Given request | In the records below, find each line containing the word "елга" and copy it.

━━━━━ Given data

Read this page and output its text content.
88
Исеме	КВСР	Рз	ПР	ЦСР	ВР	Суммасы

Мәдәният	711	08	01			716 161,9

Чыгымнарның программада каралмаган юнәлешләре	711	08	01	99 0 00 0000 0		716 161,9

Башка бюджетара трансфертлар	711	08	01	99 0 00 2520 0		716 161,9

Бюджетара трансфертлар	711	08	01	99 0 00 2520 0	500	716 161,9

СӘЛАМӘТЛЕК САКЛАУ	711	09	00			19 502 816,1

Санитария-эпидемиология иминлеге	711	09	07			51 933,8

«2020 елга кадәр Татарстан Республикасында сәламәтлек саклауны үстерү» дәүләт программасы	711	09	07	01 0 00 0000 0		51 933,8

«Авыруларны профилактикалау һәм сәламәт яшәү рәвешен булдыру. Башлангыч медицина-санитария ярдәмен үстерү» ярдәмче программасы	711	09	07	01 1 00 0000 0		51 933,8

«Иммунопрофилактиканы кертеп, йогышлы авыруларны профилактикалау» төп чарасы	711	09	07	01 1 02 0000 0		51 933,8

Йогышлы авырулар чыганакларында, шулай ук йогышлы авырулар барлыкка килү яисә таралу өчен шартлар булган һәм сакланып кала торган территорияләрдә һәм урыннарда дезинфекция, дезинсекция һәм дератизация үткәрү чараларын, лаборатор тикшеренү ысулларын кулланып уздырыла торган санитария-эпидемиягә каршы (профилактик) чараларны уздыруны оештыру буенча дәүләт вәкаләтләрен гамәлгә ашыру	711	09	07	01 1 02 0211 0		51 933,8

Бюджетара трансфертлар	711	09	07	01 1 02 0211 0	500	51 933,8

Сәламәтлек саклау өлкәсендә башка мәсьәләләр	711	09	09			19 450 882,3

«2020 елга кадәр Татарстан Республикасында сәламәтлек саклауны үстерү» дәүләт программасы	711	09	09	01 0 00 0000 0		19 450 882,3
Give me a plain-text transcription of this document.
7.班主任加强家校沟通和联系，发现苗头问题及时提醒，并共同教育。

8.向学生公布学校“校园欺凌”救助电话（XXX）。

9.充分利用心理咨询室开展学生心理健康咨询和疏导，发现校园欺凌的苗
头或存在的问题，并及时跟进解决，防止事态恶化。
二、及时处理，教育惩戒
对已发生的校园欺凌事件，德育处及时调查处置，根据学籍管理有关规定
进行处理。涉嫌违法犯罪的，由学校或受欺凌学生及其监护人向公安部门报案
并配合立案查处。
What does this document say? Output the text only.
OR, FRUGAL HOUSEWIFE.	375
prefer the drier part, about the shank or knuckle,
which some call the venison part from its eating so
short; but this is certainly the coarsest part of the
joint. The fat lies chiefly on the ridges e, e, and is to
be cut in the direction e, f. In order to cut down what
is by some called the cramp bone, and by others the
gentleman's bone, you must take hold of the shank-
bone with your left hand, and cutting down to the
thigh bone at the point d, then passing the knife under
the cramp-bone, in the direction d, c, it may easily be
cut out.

━━━━━━━━━━

Answer for this exercise |
«2020 елга кадәр Татарстан Республикасында сәламәтлек саклауны үстерү» дәүләт программасы	711	09	07	01 0 00 0000 0		51 933,8
«2020 елга кадәр Татарстан Республикасында сәламәтлек саклауны үстерү» дәүләт программасы	711	09	09	01 0 00 0000 0		19 450 882,3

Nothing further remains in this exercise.